Task instructions
Where a line holds "フジテレビ報道局解説委員", copy it.

Given data
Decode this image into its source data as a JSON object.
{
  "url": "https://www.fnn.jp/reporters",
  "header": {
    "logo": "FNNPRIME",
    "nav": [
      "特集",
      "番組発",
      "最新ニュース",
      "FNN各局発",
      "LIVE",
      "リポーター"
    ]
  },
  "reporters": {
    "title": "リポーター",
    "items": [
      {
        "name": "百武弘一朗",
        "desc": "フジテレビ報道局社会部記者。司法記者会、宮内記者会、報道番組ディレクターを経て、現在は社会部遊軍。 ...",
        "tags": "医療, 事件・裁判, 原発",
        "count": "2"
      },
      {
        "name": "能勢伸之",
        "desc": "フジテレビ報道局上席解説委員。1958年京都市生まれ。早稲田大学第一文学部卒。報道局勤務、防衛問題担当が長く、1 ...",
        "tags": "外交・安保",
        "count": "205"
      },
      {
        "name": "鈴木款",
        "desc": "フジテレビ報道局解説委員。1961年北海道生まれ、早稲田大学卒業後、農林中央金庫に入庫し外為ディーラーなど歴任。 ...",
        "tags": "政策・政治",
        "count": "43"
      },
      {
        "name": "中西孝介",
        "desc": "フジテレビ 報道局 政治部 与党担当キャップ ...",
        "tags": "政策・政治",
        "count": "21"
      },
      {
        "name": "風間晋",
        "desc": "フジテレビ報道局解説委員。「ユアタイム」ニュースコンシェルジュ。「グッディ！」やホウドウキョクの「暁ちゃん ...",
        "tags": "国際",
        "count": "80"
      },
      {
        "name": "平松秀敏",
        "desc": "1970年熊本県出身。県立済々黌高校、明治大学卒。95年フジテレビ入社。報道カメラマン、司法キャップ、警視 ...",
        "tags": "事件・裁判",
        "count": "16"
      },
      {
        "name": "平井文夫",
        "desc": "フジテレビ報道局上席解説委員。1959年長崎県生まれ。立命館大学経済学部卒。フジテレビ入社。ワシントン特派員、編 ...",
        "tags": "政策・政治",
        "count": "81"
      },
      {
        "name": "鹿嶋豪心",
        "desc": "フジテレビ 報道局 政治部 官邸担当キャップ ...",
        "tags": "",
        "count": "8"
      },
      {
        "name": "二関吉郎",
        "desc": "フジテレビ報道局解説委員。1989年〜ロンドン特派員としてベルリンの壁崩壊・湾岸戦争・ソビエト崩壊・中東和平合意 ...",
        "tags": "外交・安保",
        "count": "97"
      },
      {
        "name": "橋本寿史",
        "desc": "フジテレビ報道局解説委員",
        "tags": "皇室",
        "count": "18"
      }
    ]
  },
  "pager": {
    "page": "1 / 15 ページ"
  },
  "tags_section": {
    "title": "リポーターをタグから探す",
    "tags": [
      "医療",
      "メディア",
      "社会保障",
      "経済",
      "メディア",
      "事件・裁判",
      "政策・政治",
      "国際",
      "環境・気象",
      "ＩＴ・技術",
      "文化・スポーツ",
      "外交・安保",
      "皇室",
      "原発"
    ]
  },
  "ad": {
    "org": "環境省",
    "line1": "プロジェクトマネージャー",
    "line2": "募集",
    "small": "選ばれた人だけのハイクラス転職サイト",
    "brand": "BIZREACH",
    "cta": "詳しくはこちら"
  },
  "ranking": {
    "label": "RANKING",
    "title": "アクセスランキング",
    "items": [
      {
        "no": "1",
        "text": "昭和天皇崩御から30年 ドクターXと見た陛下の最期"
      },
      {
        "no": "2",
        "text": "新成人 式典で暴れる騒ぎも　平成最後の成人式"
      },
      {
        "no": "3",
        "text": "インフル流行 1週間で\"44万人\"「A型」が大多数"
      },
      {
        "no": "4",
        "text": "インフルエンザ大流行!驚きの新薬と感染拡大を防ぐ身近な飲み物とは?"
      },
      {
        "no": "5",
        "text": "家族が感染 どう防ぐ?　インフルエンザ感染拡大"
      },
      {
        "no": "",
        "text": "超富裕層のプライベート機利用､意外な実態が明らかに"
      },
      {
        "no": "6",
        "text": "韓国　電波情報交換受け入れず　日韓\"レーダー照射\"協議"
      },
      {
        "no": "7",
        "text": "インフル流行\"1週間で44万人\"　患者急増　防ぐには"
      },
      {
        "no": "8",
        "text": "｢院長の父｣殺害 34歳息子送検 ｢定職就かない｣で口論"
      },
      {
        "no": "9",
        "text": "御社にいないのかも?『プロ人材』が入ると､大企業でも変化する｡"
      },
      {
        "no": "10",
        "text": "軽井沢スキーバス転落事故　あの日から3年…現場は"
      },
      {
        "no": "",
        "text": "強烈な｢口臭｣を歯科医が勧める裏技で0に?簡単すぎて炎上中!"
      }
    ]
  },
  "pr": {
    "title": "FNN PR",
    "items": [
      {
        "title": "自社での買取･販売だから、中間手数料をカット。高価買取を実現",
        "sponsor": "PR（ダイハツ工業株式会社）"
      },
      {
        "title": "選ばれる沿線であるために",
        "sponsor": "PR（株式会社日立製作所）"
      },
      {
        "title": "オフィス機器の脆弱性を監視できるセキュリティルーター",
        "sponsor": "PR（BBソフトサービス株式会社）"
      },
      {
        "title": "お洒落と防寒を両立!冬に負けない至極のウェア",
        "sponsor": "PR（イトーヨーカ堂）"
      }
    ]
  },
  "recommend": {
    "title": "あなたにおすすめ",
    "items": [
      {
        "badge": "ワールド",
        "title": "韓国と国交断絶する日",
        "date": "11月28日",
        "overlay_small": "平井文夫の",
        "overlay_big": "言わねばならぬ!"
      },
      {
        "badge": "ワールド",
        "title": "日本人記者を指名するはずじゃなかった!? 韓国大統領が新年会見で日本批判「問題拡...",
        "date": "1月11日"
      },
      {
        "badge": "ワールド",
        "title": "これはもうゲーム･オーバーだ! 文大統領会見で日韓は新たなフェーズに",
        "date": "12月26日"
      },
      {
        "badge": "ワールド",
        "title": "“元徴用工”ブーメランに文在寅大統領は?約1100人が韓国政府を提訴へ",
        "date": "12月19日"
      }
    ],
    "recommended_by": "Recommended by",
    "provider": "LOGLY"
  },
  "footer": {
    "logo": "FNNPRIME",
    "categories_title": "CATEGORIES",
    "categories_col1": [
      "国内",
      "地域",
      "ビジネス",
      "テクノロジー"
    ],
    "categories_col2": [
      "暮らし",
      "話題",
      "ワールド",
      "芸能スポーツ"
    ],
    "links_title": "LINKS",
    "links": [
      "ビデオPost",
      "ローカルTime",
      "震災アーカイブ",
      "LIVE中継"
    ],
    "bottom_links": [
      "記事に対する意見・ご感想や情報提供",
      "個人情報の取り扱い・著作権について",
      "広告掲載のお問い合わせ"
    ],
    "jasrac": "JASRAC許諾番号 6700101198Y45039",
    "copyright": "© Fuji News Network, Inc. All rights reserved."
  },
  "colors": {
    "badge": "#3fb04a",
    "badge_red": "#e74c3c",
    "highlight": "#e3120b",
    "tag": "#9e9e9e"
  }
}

Expected answer
        "desc": "フジテレビ報道局解説委員。1961年北海道生まれ、早稲田大学卒業後、農林中央金庫に入庫し外為ディーラーなど歴任。 ...",
        "desc": "フジテレビ報道局解説委員。「ユアタイム」ニュースコンシェルジュ。「グッディ！」やホウドウキョクの「暁ちゃん ...",
        "desc": "フジテレビ報道局解説委員。1989年〜ロンドン特派員としてベルリンの壁崩壊・湾岸戦争・ソビエト崩壊・中東和平合意 ...",
        "desc": "フジテレビ報道局解説委員",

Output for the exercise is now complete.